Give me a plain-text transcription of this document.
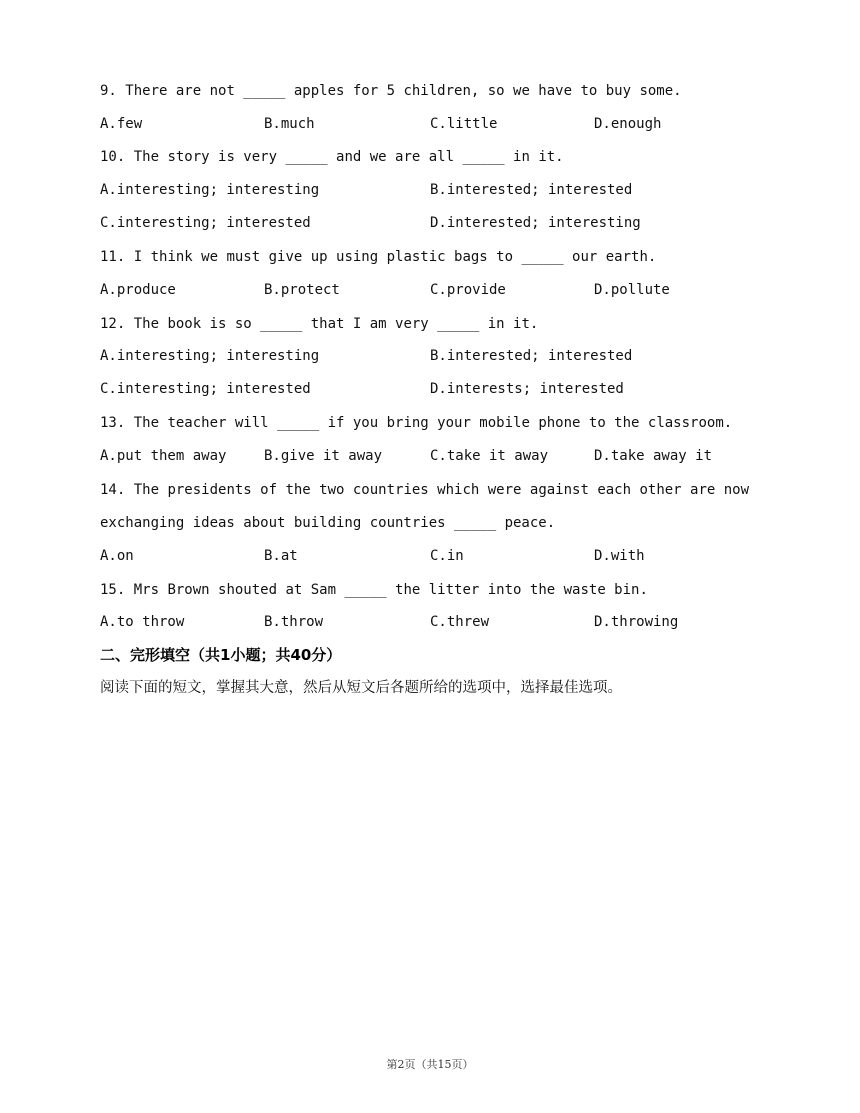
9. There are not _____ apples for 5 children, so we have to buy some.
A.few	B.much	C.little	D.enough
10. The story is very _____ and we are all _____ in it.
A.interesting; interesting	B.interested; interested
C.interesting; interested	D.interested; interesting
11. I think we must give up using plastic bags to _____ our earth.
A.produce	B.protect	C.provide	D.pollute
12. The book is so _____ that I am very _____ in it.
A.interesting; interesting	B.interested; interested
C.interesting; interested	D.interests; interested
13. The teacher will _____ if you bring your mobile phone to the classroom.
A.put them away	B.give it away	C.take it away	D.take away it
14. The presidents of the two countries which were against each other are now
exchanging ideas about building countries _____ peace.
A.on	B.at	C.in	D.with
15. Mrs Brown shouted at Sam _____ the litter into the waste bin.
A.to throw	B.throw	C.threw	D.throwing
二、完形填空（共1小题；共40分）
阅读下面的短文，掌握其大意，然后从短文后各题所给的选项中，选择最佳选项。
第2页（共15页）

**REQUIREMENTS:**
Find the word "countries" in the data and show each line that holds it.

**EXERCISE ANSWER:**
14. The presidents of the two countries which were against each other are now
exchanging ideas about building countries _____ peace.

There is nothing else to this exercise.